* _RECORDS TO USE_:
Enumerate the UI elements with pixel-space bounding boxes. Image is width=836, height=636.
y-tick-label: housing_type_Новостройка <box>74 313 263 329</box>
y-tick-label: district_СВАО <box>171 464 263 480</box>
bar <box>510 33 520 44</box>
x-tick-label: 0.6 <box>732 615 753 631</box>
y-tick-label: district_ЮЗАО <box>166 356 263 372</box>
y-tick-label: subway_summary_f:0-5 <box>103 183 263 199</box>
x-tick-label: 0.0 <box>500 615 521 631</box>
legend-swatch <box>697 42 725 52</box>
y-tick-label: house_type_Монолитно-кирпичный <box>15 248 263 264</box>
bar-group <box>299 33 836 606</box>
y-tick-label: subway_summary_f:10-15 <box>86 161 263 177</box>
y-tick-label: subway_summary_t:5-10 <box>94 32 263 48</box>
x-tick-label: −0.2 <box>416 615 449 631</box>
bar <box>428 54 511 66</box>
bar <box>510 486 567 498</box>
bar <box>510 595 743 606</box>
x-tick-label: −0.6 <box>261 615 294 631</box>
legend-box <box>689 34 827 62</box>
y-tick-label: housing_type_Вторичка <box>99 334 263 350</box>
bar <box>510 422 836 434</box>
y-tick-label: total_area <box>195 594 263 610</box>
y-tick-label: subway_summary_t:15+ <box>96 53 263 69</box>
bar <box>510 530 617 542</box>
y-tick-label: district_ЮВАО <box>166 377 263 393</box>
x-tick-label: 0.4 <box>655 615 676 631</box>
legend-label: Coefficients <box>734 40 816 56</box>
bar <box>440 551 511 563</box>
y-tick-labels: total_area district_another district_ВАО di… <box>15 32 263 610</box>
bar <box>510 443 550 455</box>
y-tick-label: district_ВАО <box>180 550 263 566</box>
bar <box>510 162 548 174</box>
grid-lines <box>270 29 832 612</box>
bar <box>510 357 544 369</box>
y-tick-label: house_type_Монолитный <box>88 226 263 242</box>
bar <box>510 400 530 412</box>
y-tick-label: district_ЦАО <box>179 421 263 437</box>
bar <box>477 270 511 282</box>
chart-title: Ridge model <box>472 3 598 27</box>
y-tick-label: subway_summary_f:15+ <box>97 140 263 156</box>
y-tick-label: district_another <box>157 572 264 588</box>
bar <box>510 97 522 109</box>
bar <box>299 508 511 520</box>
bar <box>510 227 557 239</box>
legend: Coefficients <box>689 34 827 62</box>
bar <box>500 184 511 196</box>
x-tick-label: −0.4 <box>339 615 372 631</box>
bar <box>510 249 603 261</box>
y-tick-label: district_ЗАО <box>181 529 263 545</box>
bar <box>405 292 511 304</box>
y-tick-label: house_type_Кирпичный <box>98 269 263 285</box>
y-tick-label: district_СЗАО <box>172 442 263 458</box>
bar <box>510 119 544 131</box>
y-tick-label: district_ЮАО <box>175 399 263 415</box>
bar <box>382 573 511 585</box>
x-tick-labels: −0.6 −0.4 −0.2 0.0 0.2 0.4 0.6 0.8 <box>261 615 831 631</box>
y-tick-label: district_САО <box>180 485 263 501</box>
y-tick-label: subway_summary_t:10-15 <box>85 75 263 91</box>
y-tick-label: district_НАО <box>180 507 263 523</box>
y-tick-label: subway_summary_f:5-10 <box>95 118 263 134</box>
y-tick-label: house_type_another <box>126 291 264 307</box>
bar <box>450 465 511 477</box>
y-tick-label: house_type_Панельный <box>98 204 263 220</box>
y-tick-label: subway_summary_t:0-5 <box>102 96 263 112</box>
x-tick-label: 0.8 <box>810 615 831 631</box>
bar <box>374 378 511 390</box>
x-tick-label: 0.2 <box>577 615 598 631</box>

* _WHAT IS REQUIRED_:
Reproduce the data above, beginning with its first line and ending after the line that contains "bar <box>510 33 520 44</box>".

* _EXERCISE RESULT_:
Enumerate the UI elements with pixel-space bounding boxes. Image is width=836, height=636.
y-tick-label: housing_type_Новостройка <box>74 313 263 329</box>
y-tick-label: district_СВАО <box>171 464 263 480</box>
bar <box>510 33 520 44</box>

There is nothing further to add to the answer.